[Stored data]
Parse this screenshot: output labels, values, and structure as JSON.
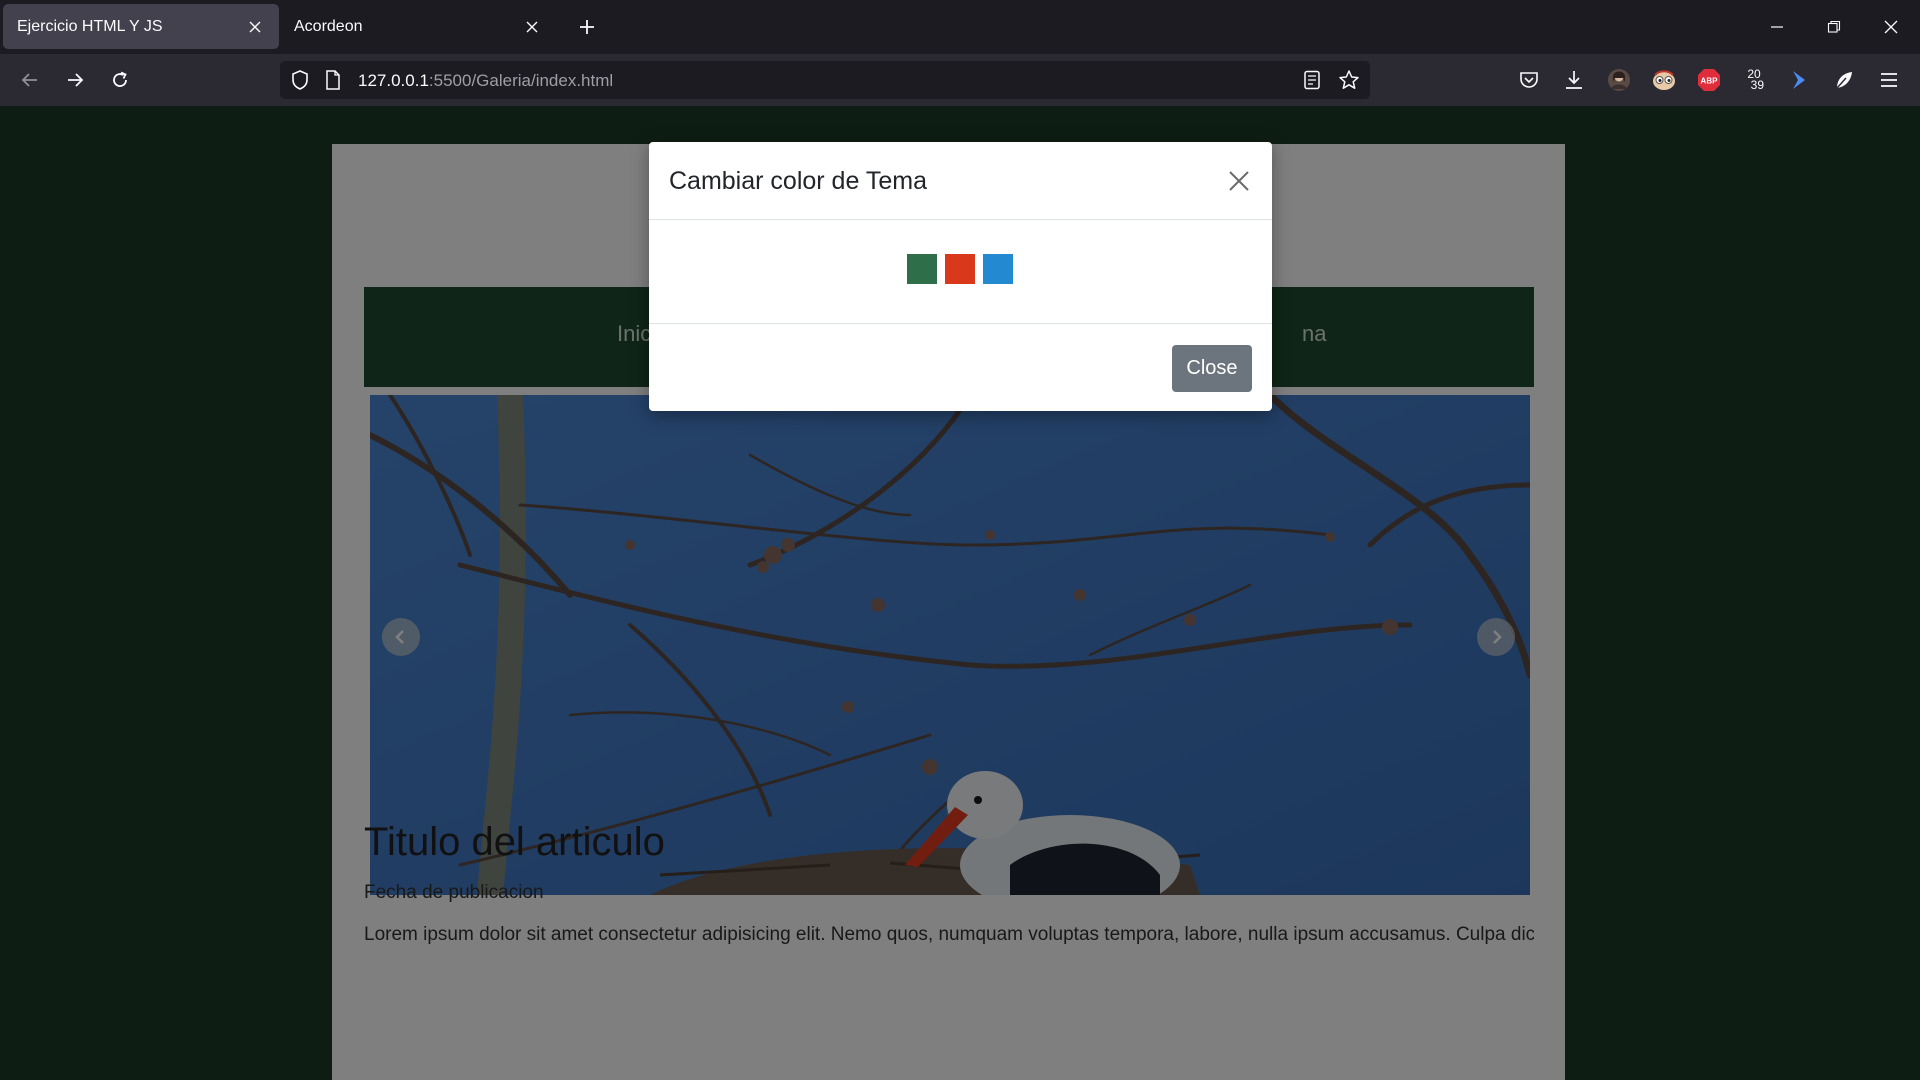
{
  "browser": {
    "tabs": [
      {
        "label": "Ejercicio HTML Y JS",
        "active": true
      },
      {
        "label": "Acordeon",
        "active": false
      }
    ],
    "url_host": "127.0.0.1",
    "url_rest": ":5500/Galeria/index.html",
    "icons": [
      "back-icon",
      "forward-icon",
      "reload-icon",
      "shield-icon",
      "page-icon",
      "reader-view-icon",
      "bookmark-star-icon",
      "pocket-icon",
      "download-icon",
      "avatar-icon",
      "extension-eyes-icon",
      "adblock-plus-icon",
      "extension-2039-icon",
      "extension-arrow-icon",
      "extension-leaf-icon",
      "menu-icon"
    ],
    "ext_2039": "20 39",
    "abp_label": "ABP"
  },
  "page": {
    "nav_left": "Inic",
    "nav_right": "na",
    "article_title": "Titulo del articulo",
    "article_date": "Fecha de publicacion",
    "article_text": "Lorem ipsum dolor sit amet consectetur adipisicing elit. Nemo quos, numquam voluptas tempora, labore, nulla ipsum accusamus. Culpa dic"
  },
  "modal": {
    "title": "Cambiar color de Tema",
    "close_label": "Close",
    "swatches": [
      {
        "name": "green",
        "color": "#2e6e48"
      },
      {
        "name": "red",
        "color": "#d9391a"
      },
      {
        "name": "blue",
        "color": "#2389d0"
      }
    ]
  },
  "colors": {
    "page_background": "#1c3a27",
    "site_nav": "#1f4a2f",
    "close_button": "#6c757d"
  }
}
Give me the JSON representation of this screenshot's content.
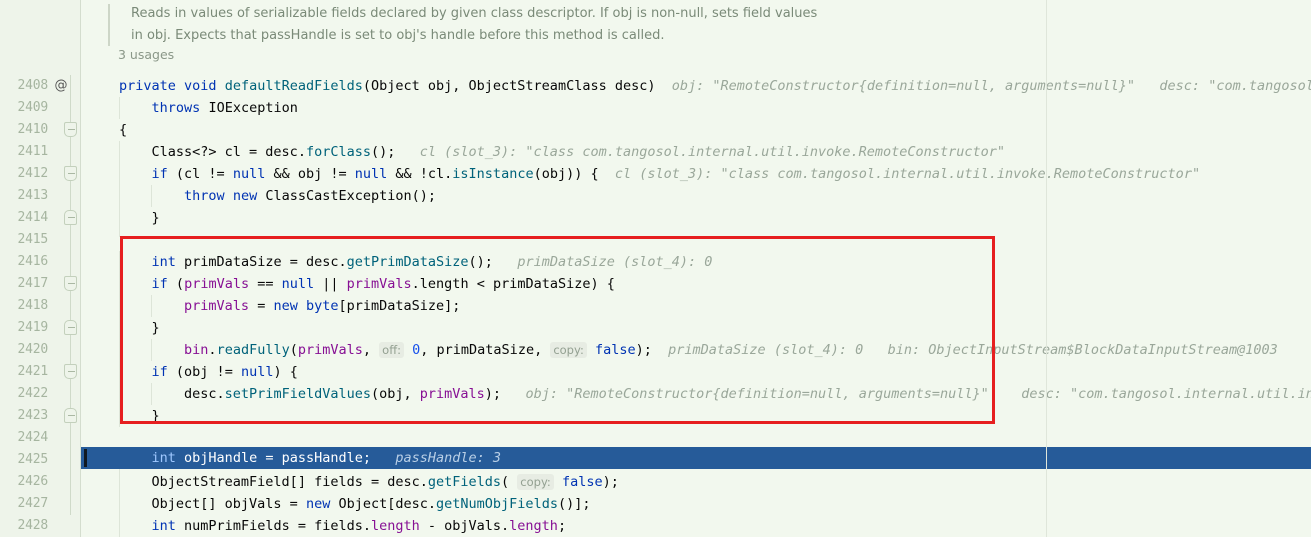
{
  "editor": {
    "language": "java",
    "theme": "IntelliJ Light",
    "colors": {
      "background": "#f2f8ee",
      "gutter_background": "#eef4ea",
      "keyword": "#0033b3",
      "method": "#00627a",
      "field": "#871094",
      "number": "#1750eb",
      "string": "#067d17",
      "inline_hint": "#9aa79a",
      "execution_highlight": "#265b99",
      "annotation_box": "#e61f1f",
      "line_number": "#a6b5a0"
    }
  },
  "doc_comment": {
    "line1": "Reads in values of serializable fields declared by given class descriptor. If obj is non-null, sets field values",
    "line2": "in obj. Expects that passHandle is set to obj's handle before this method is called."
  },
  "usages_label": "3 usages",
  "gutter": {
    "annotation_marker": "@",
    "fold_markers": [
      {
        "line": 2410,
        "type": "down"
      },
      {
        "line": 2412,
        "type": "down"
      },
      {
        "line": 2414,
        "type": "up"
      },
      {
        "line": 2417,
        "type": "down"
      },
      {
        "line": 2419,
        "type": "up"
      },
      {
        "line": 2421,
        "type": "down"
      },
      {
        "line": 2423,
        "type": "up"
      }
    ]
  },
  "lines": [
    {
      "num": "2408",
      "code": "private void defaultReadFields(Object obj, ObjectStreamClass desc)"
    },
    {
      "num": "2409",
      "code": "    throws IOException"
    },
    {
      "num": "2410",
      "code": "{"
    },
    {
      "num": "2411",
      "code": "    Class<?> cl = desc.forClass();"
    },
    {
      "num": "2412",
      "code": "    if (cl != null && obj != null && !cl.isInstance(obj)) {"
    },
    {
      "num": "2413",
      "code": "        throw new ClassCastException();"
    },
    {
      "num": "2414",
      "code": "    }"
    },
    {
      "num": "2415",
      "code": ""
    },
    {
      "num": "2416",
      "code": "    int primDataSize = desc.getPrimDataSize();"
    },
    {
      "num": "2417",
      "code": "    if (primVals == null || primVals.length < primDataSize) {"
    },
    {
      "num": "2418",
      "code": "        primVals = new byte[primDataSize];"
    },
    {
      "num": "2419",
      "code": "    }"
    },
    {
      "num": "2420",
      "code": "        bin.readFully(primVals, off: 0, primDataSize, copy: false);"
    },
    {
      "num": "2421",
      "code": "    if (obj != null) {"
    },
    {
      "num": "2422",
      "code": "        desc.setPrimFieldValues(obj, primVals);"
    },
    {
      "num": "2423",
      "code": "    }"
    },
    {
      "num": "2424",
      "code": ""
    },
    {
      "num": "2425",
      "code": "    int objHandle = passHandle;"
    },
    {
      "num": "2426",
      "code": "    ObjectStreamField[] fields = desc.getFields( copy: false);"
    },
    {
      "num": "2427",
      "code": "    Object[] objVals = new Object[desc.getNumObjFields()];"
    },
    {
      "num": "2428",
      "code": "    int numPrimFields = fields.length - objVals.length;"
    }
  ],
  "inline_hints": {
    "line2408_obj": "obj: \"RemoteConstructor{definition=null, arguments=null}\"",
    "line2408_desc": "desc: \"com.tangosol.",
    "line2411_cl": "cl (slot_3): \"class com.tangosol.internal.util.invoke.RemoteConstructor\"",
    "line2412_cl": "cl (slot_3): \"class com.tangosol.internal.util.invoke.RemoteConstructor\"",
    "line2416_primDataSize": "primDataSize (slot_4): 0",
    "line2420_primDataSize": "primDataSize (slot_4): 0",
    "line2420_bin": "bin: ObjectInputStream$BlockDataInputStream@1003",
    "line2422_obj": "obj: \"RemoteConstructor{definition=null, arguments=null}\"",
    "line2422_desc": "desc: \"com.tangosol.internal.util.invok",
    "line2425_passHandle": "passHandle: 3"
  },
  "parameter_hints": {
    "off": "off:",
    "copy": "copy:"
  },
  "execution_line": "2425",
  "annotation_box": {
    "label": "highlight-box",
    "covers_lines": "2416-2423"
  }
}
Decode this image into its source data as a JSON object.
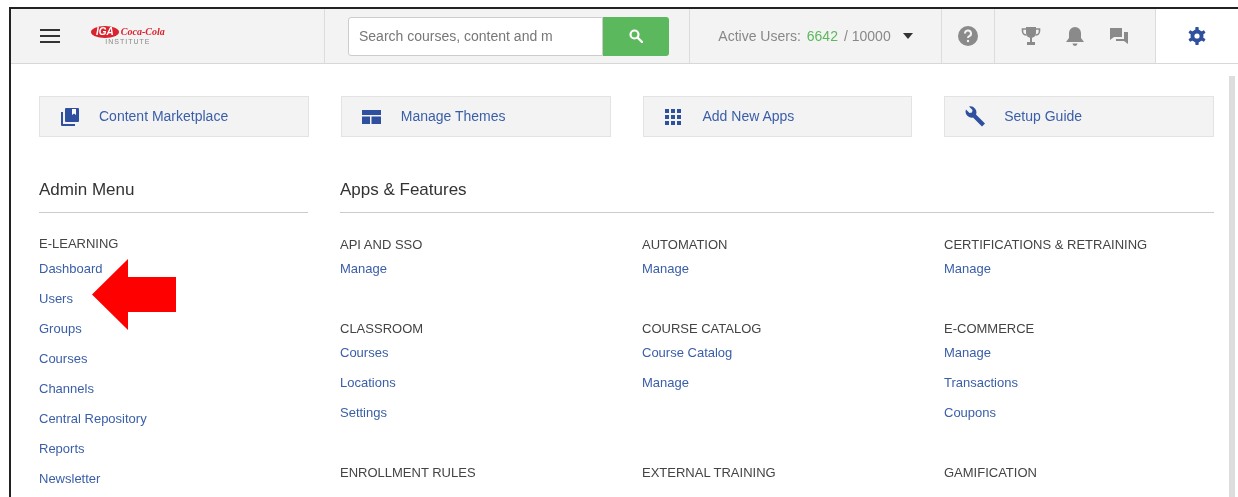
{
  "header": {
    "logo": {
      "mark": "IGA",
      "script": "Coca-Cola",
      "caption": "INSTITUTE"
    },
    "search": {
      "placeholder": "Search courses, content and m"
    },
    "active_users": {
      "label": "Active Users:",
      "count": "6642",
      "limit": "/ 10000"
    }
  },
  "quick_links": [
    {
      "kind": "marketplace",
      "label": "Content Marketplace"
    },
    {
      "kind": "themes",
      "label": "Manage Themes"
    },
    {
      "kind": "apps",
      "label": "Add New Apps"
    },
    {
      "kind": "guide",
      "label": "Setup Guide"
    }
  ],
  "admin_menu": {
    "title": "Admin Menu",
    "section": "E-LEARNING",
    "items": [
      "Dashboard",
      "Users",
      "Groups",
      "Courses",
      "Channels",
      "Central Repository",
      "Reports",
      "Newsletter"
    ]
  },
  "apps_features": {
    "title": "Apps & Features",
    "sections": [
      {
        "title": "API AND SSO",
        "links": [
          "Manage"
        ]
      },
      {
        "title": "AUTOMATION",
        "links": [
          "Manage"
        ]
      },
      {
        "title": "CERTIFICATIONS & RETRAINING",
        "links": [
          "Manage"
        ]
      },
      {
        "title": "CLASSROOM",
        "links": [
          "Courses",
          "Locations",
          "Settings"
        ]
      },
      {
        "title": "COURSE CATALOG",
        "links": [
          "Course Catalog",
          "Manage"
        ]
      },
      {
        "title": "E-COMMERCE",
        "links": [
          "Manage",
          "Transactions",
          "Coupons"
        ]
      },
      {
        "title": "ENROLLMENT RULES"
      },
      {
        "title": "EXTERNAL TRAINING"
      },
      {
        "title": "GAMIFICATION"
      }
    ]
  }
}
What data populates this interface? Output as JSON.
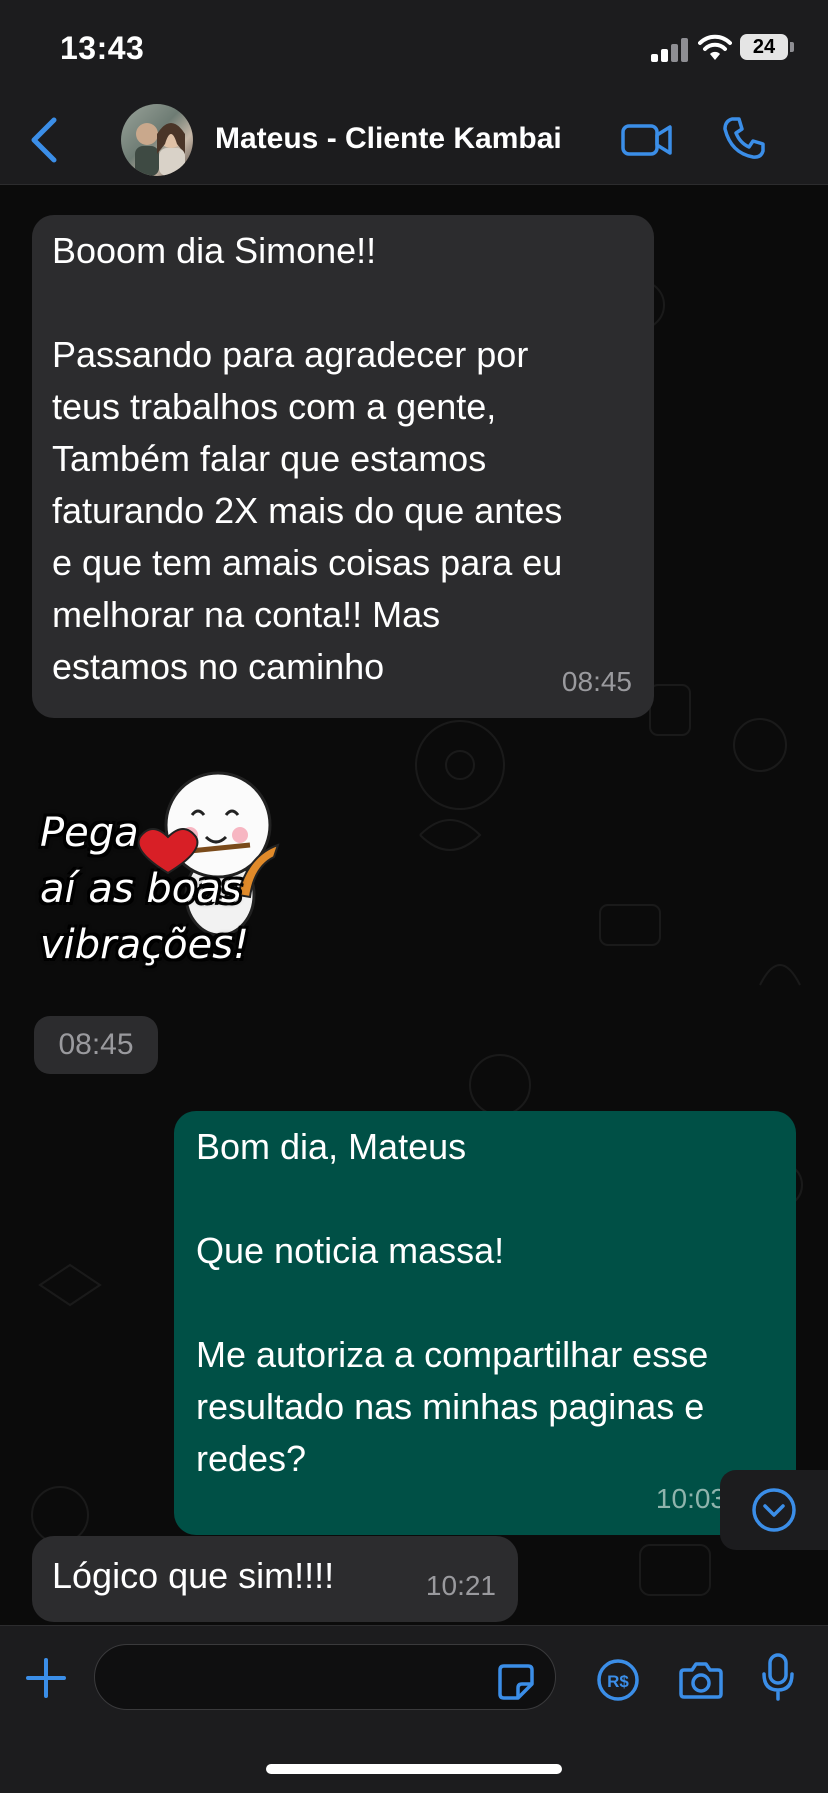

## PROBLEM STATEMENT
Give the number of lines where the string "internal" occurs, without any further text.

## RESPONSE TO THIS TASK
3